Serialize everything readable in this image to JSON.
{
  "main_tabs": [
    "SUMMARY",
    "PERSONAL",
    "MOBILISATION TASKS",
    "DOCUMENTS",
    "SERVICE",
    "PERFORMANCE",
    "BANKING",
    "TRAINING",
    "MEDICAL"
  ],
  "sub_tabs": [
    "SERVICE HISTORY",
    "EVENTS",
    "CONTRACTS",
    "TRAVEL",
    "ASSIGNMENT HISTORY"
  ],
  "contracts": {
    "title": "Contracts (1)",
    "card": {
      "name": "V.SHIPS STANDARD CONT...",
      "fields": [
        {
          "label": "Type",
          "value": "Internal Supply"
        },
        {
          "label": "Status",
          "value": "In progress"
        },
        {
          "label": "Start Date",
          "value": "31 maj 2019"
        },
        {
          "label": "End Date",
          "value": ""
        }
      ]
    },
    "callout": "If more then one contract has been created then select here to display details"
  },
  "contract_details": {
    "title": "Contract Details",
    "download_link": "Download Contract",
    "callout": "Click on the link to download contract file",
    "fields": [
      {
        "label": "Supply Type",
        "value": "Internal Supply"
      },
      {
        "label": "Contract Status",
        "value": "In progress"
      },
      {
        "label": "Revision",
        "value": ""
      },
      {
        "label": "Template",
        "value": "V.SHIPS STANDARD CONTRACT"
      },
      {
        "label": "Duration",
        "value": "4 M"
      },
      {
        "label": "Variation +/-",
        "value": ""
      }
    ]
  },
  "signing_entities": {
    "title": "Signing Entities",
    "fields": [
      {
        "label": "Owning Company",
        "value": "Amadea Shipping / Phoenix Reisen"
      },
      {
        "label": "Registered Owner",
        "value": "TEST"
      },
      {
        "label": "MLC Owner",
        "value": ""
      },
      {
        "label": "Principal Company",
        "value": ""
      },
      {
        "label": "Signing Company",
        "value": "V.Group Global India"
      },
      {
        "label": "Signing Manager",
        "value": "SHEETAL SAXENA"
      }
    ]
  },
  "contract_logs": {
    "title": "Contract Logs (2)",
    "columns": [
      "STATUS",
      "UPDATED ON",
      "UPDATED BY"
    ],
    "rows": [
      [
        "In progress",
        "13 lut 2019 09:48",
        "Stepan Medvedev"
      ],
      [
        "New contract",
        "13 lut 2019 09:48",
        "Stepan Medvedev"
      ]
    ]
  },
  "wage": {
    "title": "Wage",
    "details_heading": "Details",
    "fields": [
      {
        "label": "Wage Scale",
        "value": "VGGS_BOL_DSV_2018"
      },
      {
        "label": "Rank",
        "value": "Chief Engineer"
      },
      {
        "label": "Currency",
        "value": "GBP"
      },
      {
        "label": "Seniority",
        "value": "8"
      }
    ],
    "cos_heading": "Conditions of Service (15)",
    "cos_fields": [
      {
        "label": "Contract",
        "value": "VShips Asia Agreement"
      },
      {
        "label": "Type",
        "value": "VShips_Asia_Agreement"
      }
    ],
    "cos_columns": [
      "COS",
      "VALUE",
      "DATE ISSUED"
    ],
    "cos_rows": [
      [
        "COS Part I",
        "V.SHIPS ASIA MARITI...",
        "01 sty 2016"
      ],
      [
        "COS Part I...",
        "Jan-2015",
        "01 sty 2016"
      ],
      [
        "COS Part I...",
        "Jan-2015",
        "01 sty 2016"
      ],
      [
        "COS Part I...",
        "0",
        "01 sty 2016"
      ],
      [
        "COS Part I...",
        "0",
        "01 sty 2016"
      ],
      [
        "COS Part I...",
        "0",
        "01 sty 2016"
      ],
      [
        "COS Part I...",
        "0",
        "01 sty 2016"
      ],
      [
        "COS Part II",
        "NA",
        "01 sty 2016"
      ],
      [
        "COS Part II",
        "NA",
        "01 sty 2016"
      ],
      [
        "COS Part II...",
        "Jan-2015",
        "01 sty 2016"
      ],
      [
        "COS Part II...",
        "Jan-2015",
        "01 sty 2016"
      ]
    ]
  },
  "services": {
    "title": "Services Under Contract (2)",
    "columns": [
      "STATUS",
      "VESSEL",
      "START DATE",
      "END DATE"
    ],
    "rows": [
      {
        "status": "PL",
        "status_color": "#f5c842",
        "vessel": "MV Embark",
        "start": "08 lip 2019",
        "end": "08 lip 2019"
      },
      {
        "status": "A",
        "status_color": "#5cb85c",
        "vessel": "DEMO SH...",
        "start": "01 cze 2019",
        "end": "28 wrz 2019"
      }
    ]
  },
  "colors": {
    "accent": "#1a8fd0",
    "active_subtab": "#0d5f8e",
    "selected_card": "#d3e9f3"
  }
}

========================================================================

Reproduce the listing above verbatim, from first line to last.

Answer below:
Serialize everything readable in this image to JSON.
{
  "main_tabs": [
    "SUMMARY",
    "PERSONAL",
    "MOBILISATION TASKS",
    "DOCUMENTS",
    "SERVICE",
    "PERFORMANCE",
    "BANKING",
    "TRAINING",
    "MEDICAL"
  ],
  "sub_tabs": [
    "SERVICE HISTORY",
    "EVENTS",
    "CONTRACTS",
    "TRAVEL",
    "ASSIGNMENT HISTORY"
  ],
  "contracts": {
    "title": "Contracts (1)",
    "card": {
      "name": "V.SHIPS STANDARD CONT...",
      "fields": [
        {
          "label": "Type",
          "value": "Internal Supply"
        },
        {
          "label": "Status",
          "value": "In progress"
        },
        {
          "label": "Start Date",
          "value": "31 maj 2019"
        },
        {
          "label": "End Date",
          "value": ""
        }
      ]
    },
    "callout": "If more then one contract has been created then select here to display details"
  },
  "contract_details": {
    "title": "Contract Details",
    "download_link": "Download Contract",
    "callout": "Click on the link to download contract file",
    "fields": [
      {
        "label": "Supply Type",
        "value": "Internal Supply"
      },
      {
        "label": "Contract Status",
        "value": "In progress"
      },
      {
        "label": "Revision",
        "value": ""
      },
      {
        "label": "Template",
        "value": "V.SHIPS STANDARD CONTRACT"
      },
      {
        "label": "Duration",
        "value": "4 M"
      },
      {
        "label": "Variation +/-",
        "value": ""
      }
    ]
  },
  "signing_entities": {
    "title": "Signing Entities",
    "fields": [
      {
        "label": "Owning Company",
        "value": "Amadea Shipping / Phoenix Reisen"
      },
      {
        "label": "Registered Owner",
        "value": "TEST"
      },
      {
        "label": "MLC Owner",
        "value": ""
      },
      {
        "label": "Principal Company",
        "value": ""
      },
      {
        "label": "Signing Company",
        "value": "V.Group Global India"
      },
      {
        "label": "Signing Manager",
        "value": "SHEETAL SAXENA"
      }
    ]
  },
  "contract_logs": {
    "title": "Contract Logs (2)",
    "columns": [
      "STATUS",
      "UPDATED ON",
      "UPDATED BY"
    ],
    "rows": [
      [
        "In progress",
        "13 lut 2019 09:48",
        "Stepan Medvedev"
      ],
      [
        "New contract",
        "13 lut 2019 09:48",
        "Stepan Medvedev"
      ]
    ]
  },
  "wage": {
    "title": "Wage",
    "details_heading": "Details",
    "fields": [
      {
        "label": "Wage Scale",
        "value": "VGGS_BOL_DSV_2018"
      },
      {
        "label": "Rank",
        "value": "Chief Engineer"
      },
      {
        "label": "Currency",
        "value": "GBP"
      },
      {
        "label": "Seniority",
        "value": "8"
      }
    ],
    "cos_heading": "Conditions of Service (15)",
    "cos_fields": [
      {
        "label": "Contract",
        "value": "VShips Asia Agreement"
      },
      {
        "label": "Type",
        "value": "VShips_Asia_Agreement"
      }
    ],
    "cos_columns": [
      "COS",
      "VALUE",
      "DATE ISSUED"
    ],
    "cos_rows": [
      [
        "COS Part I",
        "V.SHIPS ASIA MARITI...",
        "01 sty 2016"
      ],
      [
        "COS Part I...",
        "Jan-2015",
        "01 sty 2016"
      ],
      [
        "COS Part I...",
        "Jan-2015",
        "01 sty 2016"
      ],
      [
        "COS Part I...",
        "0",
        "01 sty 2016"
      ],
      [
        "COS Part I...",
        "0",
        "01 sty 2016"
      ],
      [
        "COS Part I...",
        "0",
        "01 sty 2016"
      ],
      [
        "COS Part I...",
        "0",
        "01 sty 2016"
      ],
      [
        "COS Part II",
        "NA",
        "01 sty 2016"
      ],
      [
        "COS Part II",
        "NA",
        "01 sty 2016"
      ],
      [
        "COS Part II...",
        "Jan-2015",
        "01 sty 2016"
      ],
      [
        "COS Part II...",
        "Jan-2015",
        "01 sty 2016"
      ]
    ]
  },
  "services": {
    "title": "Services Under Contract (2)",
    "columns": [
      "STATUS",
      "VESSEL",
      "START DATE",
      "END DATE"
    ],
    "rows": [
      {
        "status": "PL",
        "status_color": "#f5c842",
        "vessel": "MV Embark",
        "start": "08 lip 2019",
        "end": "08 lip 2019"
      },
      {
        "status": "A",
        "status_color": "#5cb85c",
        "vessel": "DEMO SH...",
        "start": "01 cze 2019",
        "end": "28 wrz 2019"
      }
    ]
  },
  "colors": {
    "accent": "#1a8fd0",
    "active_subtab": "#0d5f8e",
    "selected_card": "#d3e9f3"
  }
}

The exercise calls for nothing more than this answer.